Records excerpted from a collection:

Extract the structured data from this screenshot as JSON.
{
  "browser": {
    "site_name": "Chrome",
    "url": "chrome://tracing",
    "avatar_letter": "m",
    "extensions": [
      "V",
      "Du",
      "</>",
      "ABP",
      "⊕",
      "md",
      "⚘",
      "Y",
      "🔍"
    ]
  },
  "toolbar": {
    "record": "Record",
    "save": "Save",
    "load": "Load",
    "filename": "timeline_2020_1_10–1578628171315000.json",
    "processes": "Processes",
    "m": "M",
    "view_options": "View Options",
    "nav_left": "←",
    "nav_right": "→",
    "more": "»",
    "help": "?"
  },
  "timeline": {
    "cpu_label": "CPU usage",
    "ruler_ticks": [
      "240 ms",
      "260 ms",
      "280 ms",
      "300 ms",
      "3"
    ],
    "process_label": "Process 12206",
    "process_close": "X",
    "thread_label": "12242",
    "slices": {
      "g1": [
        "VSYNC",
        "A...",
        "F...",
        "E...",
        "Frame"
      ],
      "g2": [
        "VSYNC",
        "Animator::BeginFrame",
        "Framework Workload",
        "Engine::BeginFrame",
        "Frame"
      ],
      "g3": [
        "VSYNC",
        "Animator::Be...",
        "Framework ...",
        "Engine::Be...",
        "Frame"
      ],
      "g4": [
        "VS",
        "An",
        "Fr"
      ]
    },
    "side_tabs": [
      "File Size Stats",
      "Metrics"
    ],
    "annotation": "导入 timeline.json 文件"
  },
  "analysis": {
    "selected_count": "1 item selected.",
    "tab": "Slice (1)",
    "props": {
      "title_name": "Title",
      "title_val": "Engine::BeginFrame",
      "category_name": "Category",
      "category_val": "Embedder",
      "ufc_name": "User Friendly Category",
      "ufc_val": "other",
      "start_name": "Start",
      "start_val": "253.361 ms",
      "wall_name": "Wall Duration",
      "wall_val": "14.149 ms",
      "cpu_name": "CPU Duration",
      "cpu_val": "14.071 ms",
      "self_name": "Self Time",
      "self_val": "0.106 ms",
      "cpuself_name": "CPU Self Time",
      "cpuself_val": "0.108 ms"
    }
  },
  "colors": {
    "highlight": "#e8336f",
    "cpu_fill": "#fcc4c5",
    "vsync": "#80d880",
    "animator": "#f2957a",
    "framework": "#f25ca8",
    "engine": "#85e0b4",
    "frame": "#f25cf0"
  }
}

▸ **What you are asked to do**:
Repeat the entries exactly, all of them.

▸ **Response to the task**:
Extract the structured data from this screenshot as JSON.
{
  "browser": {
    "site_name": "Chrome",
    "url": "chrome://tracing",
    "avatar_letter": "m",
    "extensions": [
      "V",
      "Du",
      "</>",
      "ABP",
      "⊕",
      "md",
      "⚘",
      "Y",
      "🔍"
    ]
  },
  "toolbar": {
    "record": "Record",
    "save": "Save",
    "load": "Load",
    "filename": "timeline_2020_1_10–1578628171315000.json",
    "processes": "Processes",
    "m": "M",
    "view_options": "View Options",
    "nav_left": "←",
    "nav_right": "→",
    "more": "»",
    "help": "?"
  },
  "timeline": {
    "cpu_label": "CPU usage",
    "ruler_ticks": [
      "240 ms",
      "260 ms",
      "280 ms",
      "300 ms",
      "3"
    ],
    "process_label": "Process 12206",
    "process_close": "X",
    "thread_label": "12242",
    "slices": {
      "g1": [
        "VSYNC",
        "A...",
        "F...",
        "E...",
        "Frame"
      ],
      "g2": [
        "VSYNC",
        "Animator::BeginFrame",
        "Framework Workload",
        "Engine::BeginFrame",
        "Frame"
      ],
      "g3": [
        "VSYNC",
        "Animator::Be...",
        "Framework ...",
        "Engine::Be...",
        "Frame"
      ],
      "g4": [
        "VS",
        "An",
        "Fr"
      ]
    },
    "side_tabs": [
      "File Size Stats",
      "Metrics"
    ],
    "annotation": "导入 timeline.json 文件"
  },
  "analysis": {
    "selected_count": "1 item selected.",
    "tab": "Slice (1)",
    "props": {
      "title_name": "Title",
      "title_val": "Engine::BeginFrame",
      "category_name": "Category",
      "category_val": "Embedder",
      "ufc_name": "User Friendly Category",
      "ufc_val": "other",
      "start_name": "Start",
      "start_val": "253.361 ms",
      "wall_name": "Wall Duration",
      "wall_val": "14.149 ms",
      "cpu_name": "CPU Duration",
      "cpu_val": "14.071 ms",
      "self_name": "Self Time",
      "self_val": "0.106 ms",
      "cpuself_name": "CPU Self Time",
      "cpuself_val": "0.108 ms"
    }
  },
  "colors": {
    "highlight": "#e8336f",
    "cpu_fill": "#fcc4c5",
    "vsync": "#80d880",
    "animator": "#f2957a",
    "framework": "#f25ca8",
    "engine": "#85e0b4",
    "frame": "#f25cf0"
  }
}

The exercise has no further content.